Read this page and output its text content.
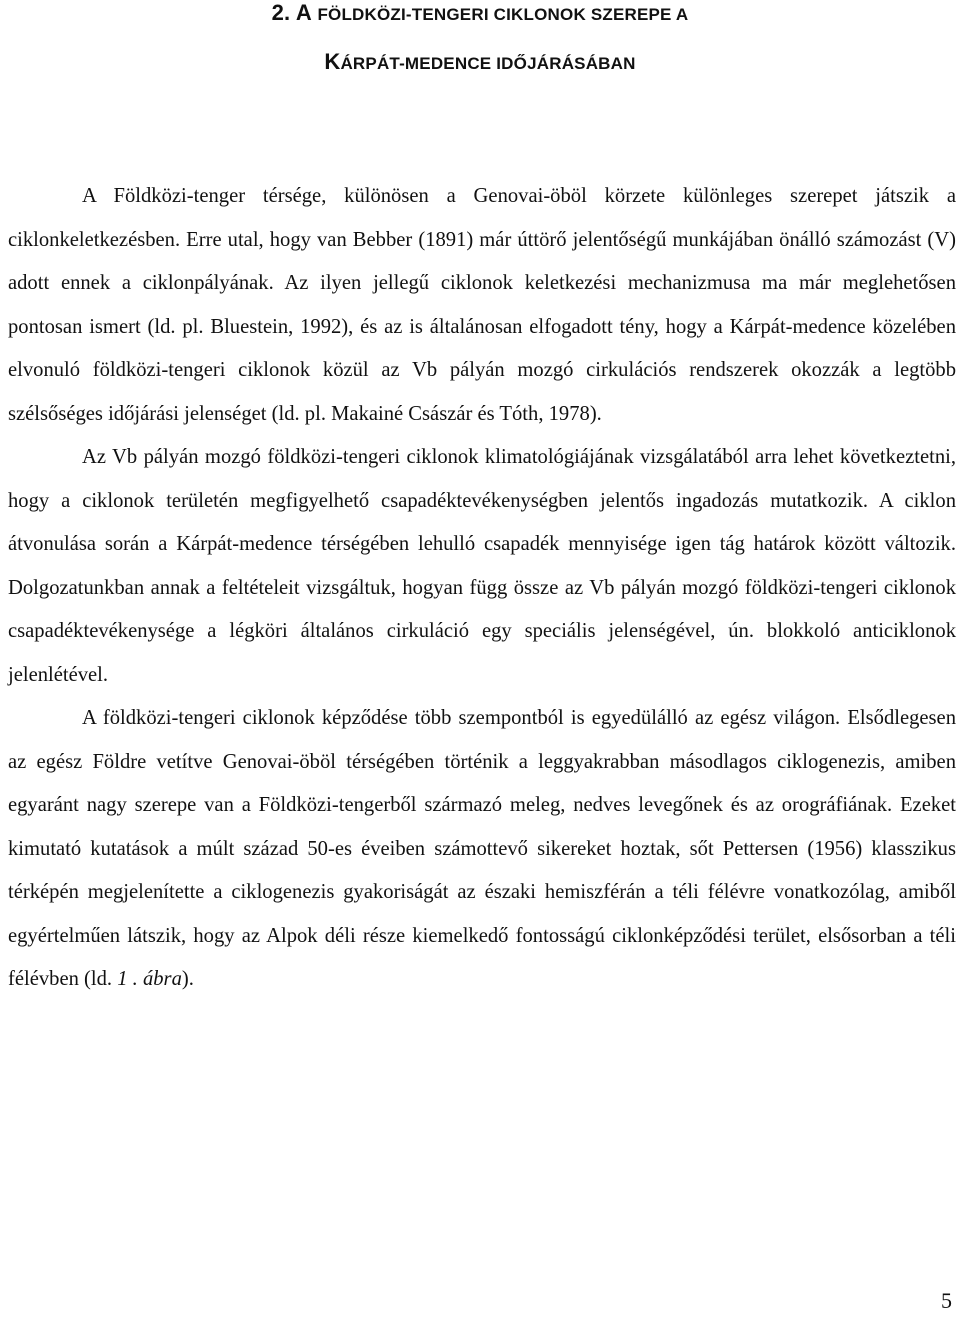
2. A FÖLDKÖZI-TENGERI CIKLONOK SZEREPE A
KÁRPÁT-MEDENCE IDŐJÁRÁSÁBAN

A Földközi-tenger térsége, különösen a Genovai-öböl körzete különleges szerepet játszik a ciklonkeletkezésben. Erre utal, hogy van Bebber (1891) már úttörő jelentőségű munkájában önálló számozást (V) adott ennek a ciklonpályának. Az ilyen jellegű ciklonok keletkezési mechanizmusa ma már meglehetősen pontosan ismert (ld. pl. Bluestein, 1992), és az is általánosan elfogadott tény, hogy a Kárpát-medence közelében elvonuló földközi-tengeri ciklonok közül az Vb pályán mozgó cirkulációs rendszerek okozzák a legtöbb szélsőséges időjárási jelenséget (ld. pl. Makainé Császár és Tóth, 1978).

Az Vb pályán mozgó földközi-tengeri ciklonok klimatológiájának vizsgálatából arra lehet következtetni, hogy a ciklonok területén megfigyelhető csapadéktevékenységben jelentős ingadozás mutatkozik. A ciklon átvonulása során a Kárpát-medence térségében lehulló csapadék mennyisége igen tág határok között változik. Dolgozatunkban annak a feltételeit vizsgáltuk, hogyan függ össze az Vb pályán mozgó földközi-tengeri ciklonok csapadéktevékenysége a légköri általános cirkuláció egy speciális jelenségével, ún. blokkoló anticiklonok jelenlétével.

A földközi-tengeri ciklonok képződése több szempontból is egyedülálló az egész világon. Elsődlegesen az egész Földre vetítve Genovai-öböl térségében történik a leggyakrabban másodlagos ciklogenezis, amiben egyaránt nagy szerepe van a Földközi-tengerből származó meleg, nedves levegőnek és az orográfiának. Ezeket kimutató kutatások a múlt század 50-es éveiben számottevő sikereket hoztak, sőt Pettersen (1956) klasszikus térképén megjelenítette a ciklogenezis gyakoriságát az északi hemiszférán a téli félévre vonatkozólag, amiből egyértelműen látszik, hogy az Alpok déli része kiemelkedő fontosságú ciklonképződési terület, elsősorban a téli félévben (ld. 1 . ábra).

5
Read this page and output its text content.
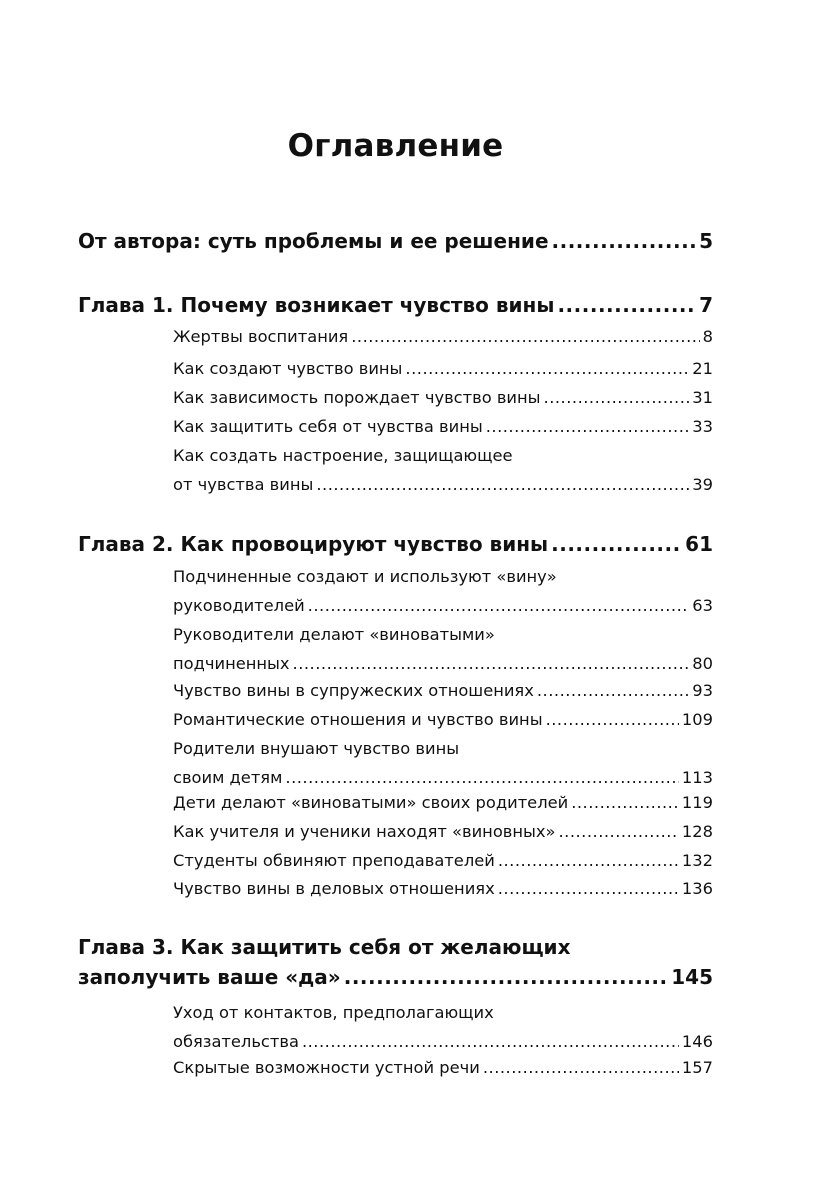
Оглавление
От автора: суть проблемы и ее решение .....	5
Глава 1. Почему возникает чувство вины .....	7
Жертвы воспитания .....	8
Как создают чувство вины .....	21
Как зависимость порождает чувство вины .....	31
Как защитить себя от чувства вины .....	33
Как создать настроение, защищающее
от чувства вины .....	39
Глава 2. Как провоцируют чувство вины .....	61
Подчиненные создают и используют «вину»
руководителей .....	63
Руководители делают «виноватыми»
подчиненных .....	80
Чувство вины в супружеских отношениях .....	93
Романтические отношения и чувство вины .....	109
Родители внушают чувство вины
своим детям .....	113
Дети делают «виноватыми» своих родителей .....	119
Как учителя и ученики находят «виновных» .....	128
Студенты обвиняют преподавателей .....	132
Чувство вины в деловых отношениях .....	136
Глава 3. Как защитить себя от желающих
заполучить ваше «да» .....	145
Уход от контактов, предполагающих
обязательства .....	146
Скрытые возможности устной речи .....	157
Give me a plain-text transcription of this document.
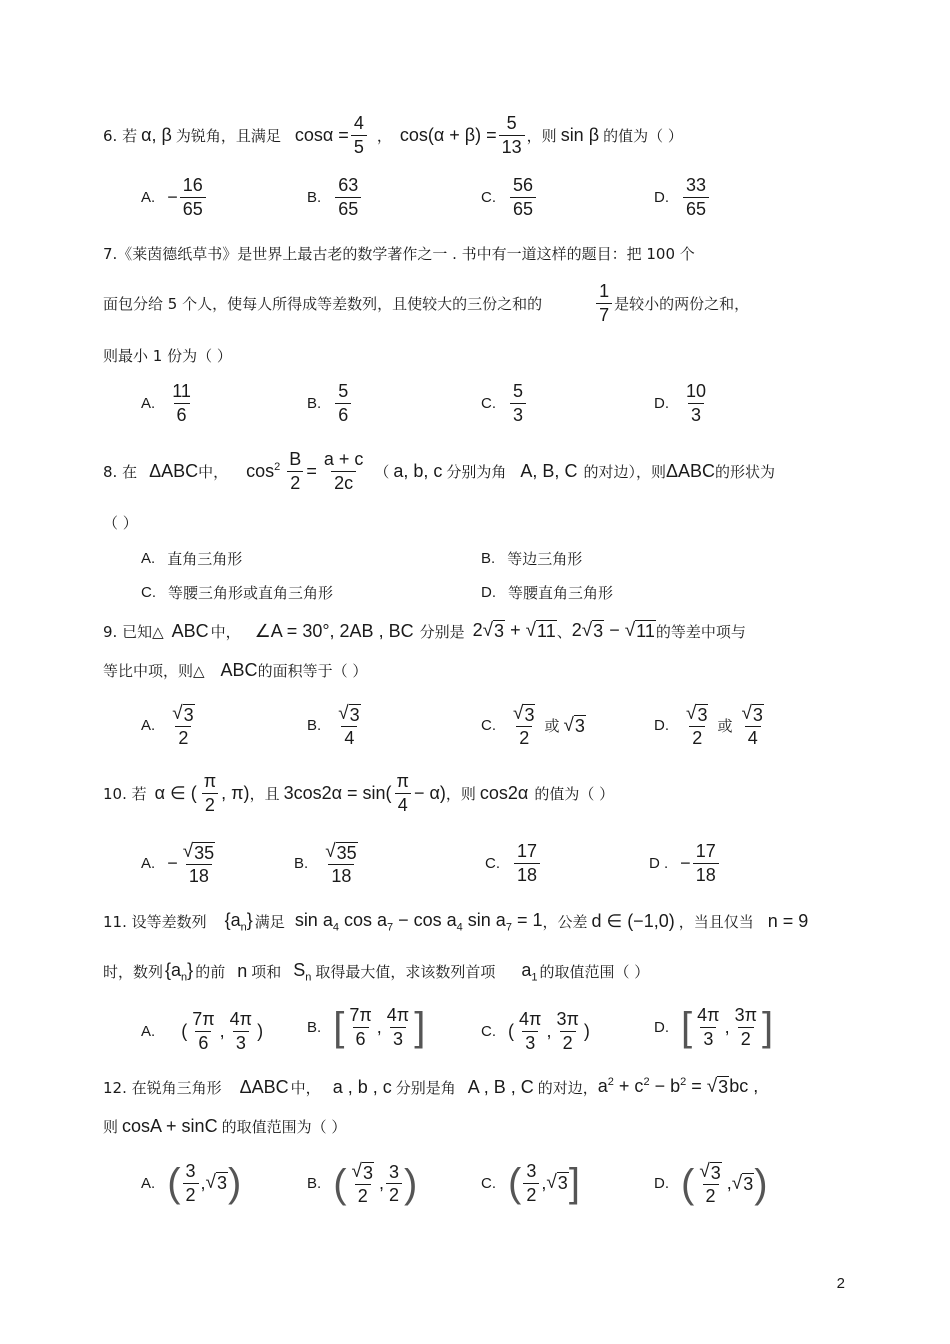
6. 若 α, β 为锐角，且满足 $\cos\alpha = \frac{4}{5}$ ， $\cos(\alpha + \beta) = \frac{5}{13}$ ，则 sin β 的值为（ ）
A. − $\frac{16}{65}$	B. $\frac{63}{65}$	C. $\frac{56}{65}$	D. $\frac{33}{65}$
7.《莱茵德纸草书》是世界上最古老的数学著作之一 . 书中有一道这样的题目：把 100 个
面包分给 5 个人，使每人所得成等差数列，且使较大的三份之和的	$\frac{1}{7}$ 是较小的两份之和，
则最小 1 份为（ ）
A. $\frac{11}{6}$	B. $\frac{5}{6}$	C. $\frac{5}{3}$	D. $\frac{10}{3}$
8. 在 ΔABC 中， $\cos^2 \frac{B}{2} = \frac{a + c}{2c}$ （ a, b, c 分别为角 A, B, C 的对边），则 ΔABC 的形状为
（ ）
A. 直角三角形	B. 等边三角形
C. 等腰三角形或直角三角形	D. 等腰直角三角形
9. 已知△ ABC 中， ∠A = 30°, 2AB , BC 分别是 2 √ 3 + √ 11 、 2 √ 3 − √ 11 的等差中项与
等比中项，则△ ABC 的面积等于（ ）
A. $\frac{√ 3}{2}$	B. $\frac{√ 3}{4}$	C. $\frac{√ 3}{2}$ 或 √ 3	D. $\frac{√ 3}{2}$ 或 $\frac{√ 3}{4}$
10. 若 α ∈ ( $\frac{\pi}{2}$ , π) ，且 $3\cos 2\alpha = \sin( \frac{\pi}{4} - \alpha)$ ，则 cos2α 的值为（ ）
A. − $\frac{√ 35}{18}$	B. $\frac{√ 35}{18}$	C. $\frac{17}{18}$	D . − $\frac{17}{18}$
11. 设等差数列 $\{a_n\}$ 满足 $\sin a_4$ $\cos a_7 - \cos a_4$ $\sin a_7 = 1$ ，公差 d ∈ (−1,0) ，当且仅当 n = 9
时，数列 $\{a_n\}$ 的前 n 项和 $S_n$ 取得最大值，求该数列首项 $a_1$ 的取值范围（ ）
A. ( $\frac{7\pi}{6}$ , $\frac{4\pi}{3}$ )	B. [ $\frac{7\pi}{6}$ , $\frac{4\pi}{3}$ ]	C. ( $\frac{4\pi}{3}$ , $\frac{3\pi}{2}$ )	D. [ $\frac{4\pi}{3}$ , $\frac{3\pi}{2}$ ]
12. 在锐角三角形 ΔABC 中， a , b , c 分别是角 A , B , C 的对边， $a^2 + c^2 - b^2$ = √ 3 bc ,
则 cosA + sinC 的取值范围为（ ）
A. ( $\frac{3}{2}$ , √ 3 )	B. ( $\frac{√ 3}{2}$ , $\frac{3}{2}$ )	C. ( $\frac{3}{2}$ , √ 3 ]	D. ( $\frac{√ 3}{2}$ , √ 3 )
2
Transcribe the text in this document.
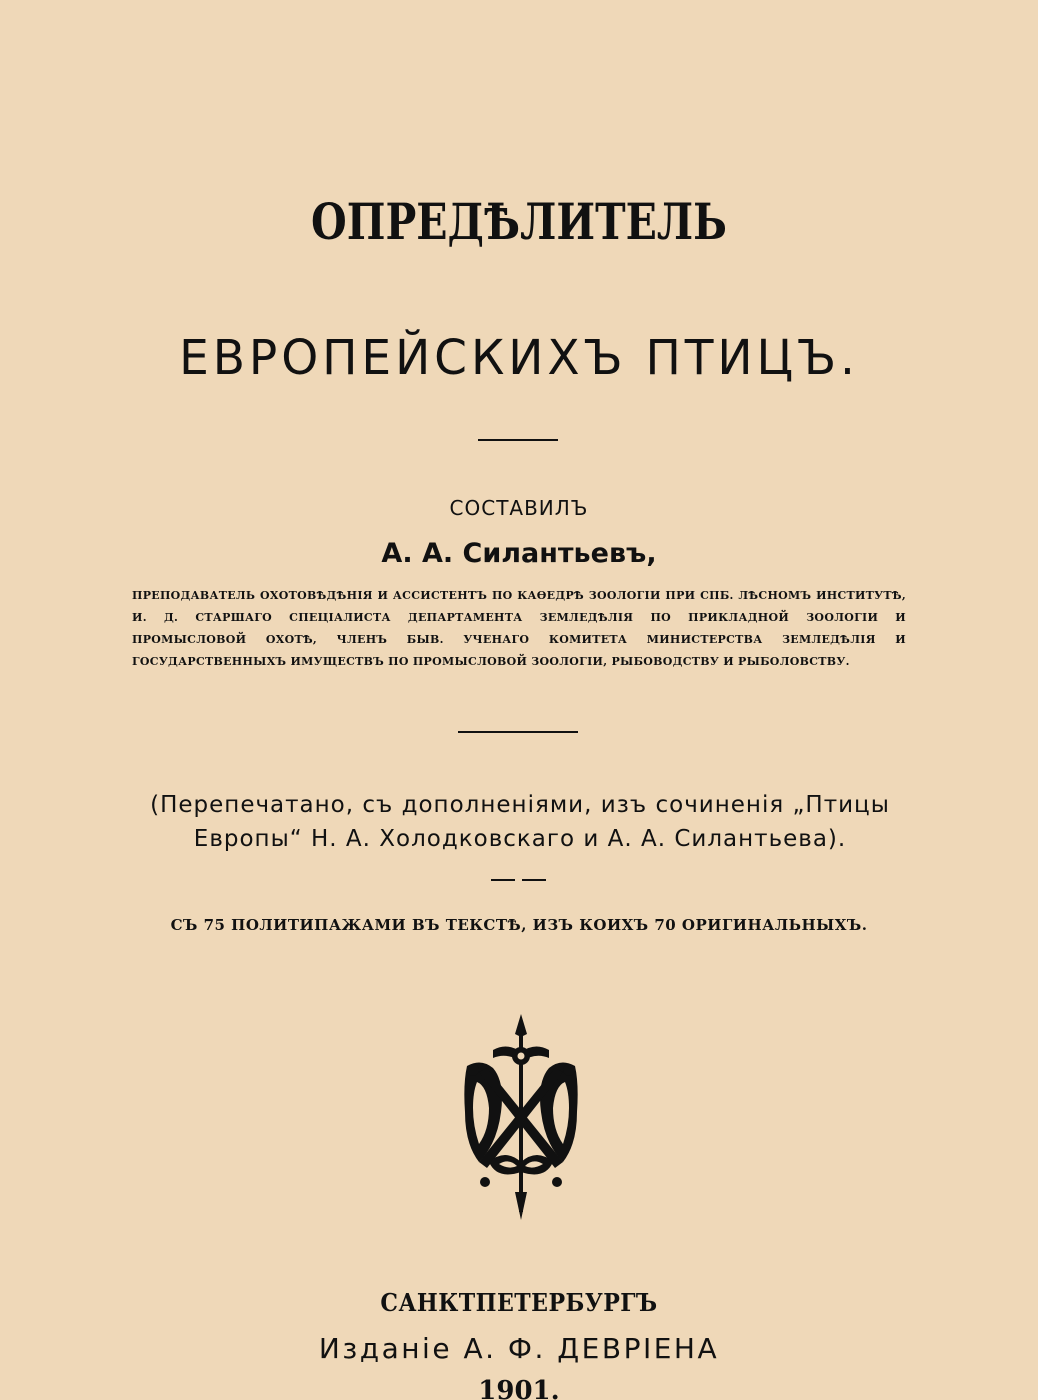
ОПРЕДѢЛИТЕЛЬ
ЕВРОПЕЙСКИХЪ ПТИЦЪ.
СОСТАВИЛЪ
А. А. Силантьевъ,
ПРЕПОДАВАТЕЛЬ ОХОТОВѢДѢНІЯ И АССИСТЕНТЪ ПО КАѲЕДРѢ ЗООЛОГІИ ПРИ СПБ. ЛѢСНОМЪ ИНСТИТУТѢ, И. Д. СТАРШАГО СПЕЦІАЛИСТА ДЕПАРТАМЕНТА ЗЕМЛЕДѢЛІЯ ПО ПРИКЛАДНОЙ ЗООЛОГІИ И ПРОМЫСЛОВОЙ ОХОТѢ, ЧЛЕНЪ БЫВ. УЧЕНАГО КОМИТЕТА МИНИСТЕРСТВА ЗЕМЛЕДѢЛІЯ И ГОСУДАРСТВЕННЫХЪ ИМУЩЕСТВЪ ПО ПРОМЫСЛОВОЙ ЗООЛОГІИ, РЫБОВОДСТВУ И РЫБОЛОВСТВУ.
(Перепечатано, съ дополненіями, изъ сочиненія „Птицы
Европы“ Н. А. Холодковскаго и А. А. Силантьева).
СЪ 75 ПОЛИТИПАЖАМИ ВЪ ТЕКСТѢ, ИЗЪ КОИХЪ 70 ОРИГИНАЛЬНЫХЪ.
САНКТПЕТЕРБУРГЪ
Изданіе А. Ф. ДЕВРІЕНА
1901.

.....

Directions for this task »
In your copy of the records, include no pictures; repeat everything else exactly.

The answer »
Read this page and output its text content.
2. A FÖLDKÖZI-TENGERI CIKLONOK SZEREPE A
KÁRPÁT-MEDENCE IDŐJÁRÁSÁBAN

A Földközi-tenger térsége, különösen a Genovai-öböl körzete különleges szerepet játszik a ciklonkeletkezésben. Erre utal, hogy van Bebber (1891) már úttörő jelentőségű munkájában önálló számozást (V) adott ennek a ciklonpályának. Az ilyen jellegű ciklonok keletkezési mechanizmusa ma már meglehetősen pontosan ismert (ld. pl. Bluestein, 1992), és az is általánosan elfogadott tény, hogy a Kárpát-medence közelében elvonuló földközi-tengeri ciklonok közül az Vb pályán mozgó cirkulációs rendszerek okozzák a legtöbb szélsőséges időjárási jelenséget (ld. pl. Makainé Császár és Tóth, 1978).

Az Vb pályán mozgó földközi-tengeri ciklonok klimatológiájának vizsgálatából arra lehet következtetni, hogy a ciklonok területén megfigyelhető csapadéktevékenységben jelentős ingadozás mutatkozik. A ciklon átvonulása során a Kárpát-medence térségében lehulló csapadék mennyisége igen tág határok között változik. Dolgozatunkban annak a feltételeit vizsgáltuk, hogyan függ össze az Vb pályán mozgó földközi-tengeri ciklonok csapadéktevékenysége a légköri általános cirkuláció egy speciális jelenségével, ún. blokkoló anticiklonok jelenlétével.

A földközi-tengeri ciklonok képződése több szempontból is egyedülálló az egész világon. Elsődlegesen az egész Földre vetítve Genovai-öböl térségében történik a leggyakrabban másodlagos ciklogenezis, amiben egyaránt nagy szerepe van a Földközi-tengerből származó meleg, nedves levegőnek és az orográfiának. Ezeket kimutató kutatások a múlt század 50-es éveiben számottevő sikereket hoztak, sőt Pettersen (1956) klasszikus térképén megjelenítette a ciklogenezis gyakoriságát az északi hemiszférán a téli félévre vonatkozólag, amiből egyértelműen látszik, hogy az Alpok déli része kiemelkedő fontosságú ciklonképződési terület, elsősorban a téli félévben (ld. 1 . ábra).

5
Read this page and output its text content.
Оглавление
От автора: суть проблемы и ее решение .....	5
Глава 1. Почему возникает чувство вины .....	7
Жертвы воспитания .....	8
Как создают чувство вины .....	21
Как зависимость порождает чувство вины .....	31
Как защитить себя от чувства вины .....	33
Как создать настроение, защищающее
от чувства вины .....	39
Глава 2. Как провоцируют чувство вины .....	61
Подчиненные создают и используют «вину»
руководителей .....	63
Руководители делают «виноватыми»
подчиненных .....	80
Чувство вины в супружеских отношениях .....	93
Романтические отношения и чувство вины .....	109
Родители внушают чувство вины
своим детям .....	113
Дети делают «виноватыми» своих родителей .....	119
Как учителя и ученики находят «виновных» .....	128
Студенты обвиняют преподавателей .....	132
Чувство вины в деловых отношениях .....	136
Глава 3. Как защитить себя от желающих
заполучить ваше «да» .....	145
Уход от контактов, предполагающих
обязательства .....	146
Скрытые возможности устной речи .....	157
Give me a plain-text transcription of this document.
6. 若 α, β 为锐角，且满足 $\cos\alpha = \frac{4}{5}$ ， $\cos(\alpha + \beta) = \frac{5}{13}$ ，则 sin β 的值为（ ）
A. − $\frac{16}{65}$	B. $\frac{63}{65}$	C. $\frac{56}{65}$	D. $\frac{33}{65}$
7.《莱茵德纸草书》是世界上最古老的数学著作之一 . 书中有一道这样的题目：把 100 个
面包分给 5 个人，使每人所得成等差数列，且使较大的三份之和的	$\frac{1}{7}$ 是较小的两份之和，
则最小 1 份为（ ）
A. $\frac{11}{6}$	B. $\frac{5}{6}$	C. $\frac{5}{3}$	D. $\frac{10}{3}$
8. 在 ΔABC 中， $\cos^2 \frac{B}{2} = \frac{a + c}{2c}$ （ a, b, c 分别为角 A, B, C 的对边），则 ΔABC 的形状为
（ ）
A. 直角三角形	B. 等边三角形
C. 等腰三角形或直角三角形	D. 等腰直角三角形
9. 已知△ ABC 中， ∠A = 30°, 2AB , BC 分别是 2 √ 3 + √ 11 、 2 √ 3 − √ 11 的等差中项与
等比中项，则△ ABC 的面积等于（ ）
A. $\frac{√ 3}{2}$	B. $\frac{√ 3}{4}$	C. $\frac{√ 3}{2}$ 或 √ 3	D. $\frac{√ 3}{2}$ 或 $\frac{√ 3}{4}$
10. 若 α ∈ ( $\frac{\pi}{2}$ , π) ，且 $3\cos 2\alpha = \sin( \frac{\pi}{4} - \alpha)$ ，则 cos2α 的值为（ ）
A. − $\frac{√ 35}{18}$	B. $\frac{√ 35}{18}$	C. $\frac{17}{18}$	D . − $\frac{17}{18}$
11. 设等差数列 $\{a_n\}$ 满足 $\sin a_4$ $\cos a_7 - \cos a_4$ $\sin a_7 = 1$ ，公差 d ∈ (−1,0) ，当且仅当 n = 9
时，数列 $\{a_n\}$ 的前 n 项和 $S_n$ 取得最大值，求该数列首项 $a_1$ 的取值范围（ ）
A. ( $\frac{7\pi}{6}$ , $\frac{4\pi}{3}$ )	B. [ $\frac{7\pi}{6}$ , $\frac{4\pi}{3}$ ]	C. ( $\frac{4\pi}{3}$ , $\frac{3\pi}{2}$ )	D. [ $\frac{4\pi}{3}$ , $\frac{3\pi}{2}$ ]
12. 在锐角三角形 ΔABC 中， a , b , c 分别是角 A , B , C 的对边， $a^2 + c^2 - b^2$ = √ 3 bc ,
则 cosA + sinC 的取值范围为（ ）
A. ( $\frac{3}{2}$ , √ 3 )	B. ( $\frac{√ 3}{2}$ , $\frac{3}{2}$ )	C. ( $\frac{3}{2}$ , √ 3 ]	D. ( $\frac{√ 3}{2}$ , √ 3 )
2
Transcribe the text in this document.
ОПРЕДѢЛИТЕЛЬ
ЕВРОПЕЙСКИХЪ ПТИЦЪ.
СОСТАВИЛЪ
А. А. Силантьевъ,
ПРЕПОДАВАТЕЛЬ ОХОТОВѢДѢНІЯ И АССИСТЕНТЪ ПО КАѲЕДРѢ ЗООЛОГІИ ПРИ СПБ. ЛѢСНОМЪ ИНСТИТУТѢ, И. Д. СТАРШАГО СПЕЦІАЛИСТА ДЕПАРТАМЕНТА ЗЕМЛЕДѢЛІЯ ПО ПРИКЛАДНОЙ ЗООЛОГІИ И ПРОМЫСЛОВОЙ ОХОТѢ, ЧЛЕНЪ БЫВ. УЧЕНАГО КОМИТЕТА МИНИСТЕРСТВА ЗЕМЛЕДѢЛІЯ И ГОСУДАРСТВЕННЫХЪ ИМУЩЕСТВЪ ПО ПРОМЫСЛОВОЙ ЗООЛОГІИ, РЫБОВОДСТВУ И РЫБОЛОВСТВУ.
(Перепечатано, съ дополненіями, изъ сочиненія „Птицы
Европы“ Н. А. Холодковскаго и А. А. Силантьева).
СЪ 75 ПОЛИТИПАЖАМИ ВЪ ТЕКСТѢ, ИЗЪ КОИХЪ 70 ОРИГИНАЛЬНЫХЪ.
САНКТПЕТЕРБУРГЪ
Изданіе А. Ф. ДЕВРІЕНА
1901.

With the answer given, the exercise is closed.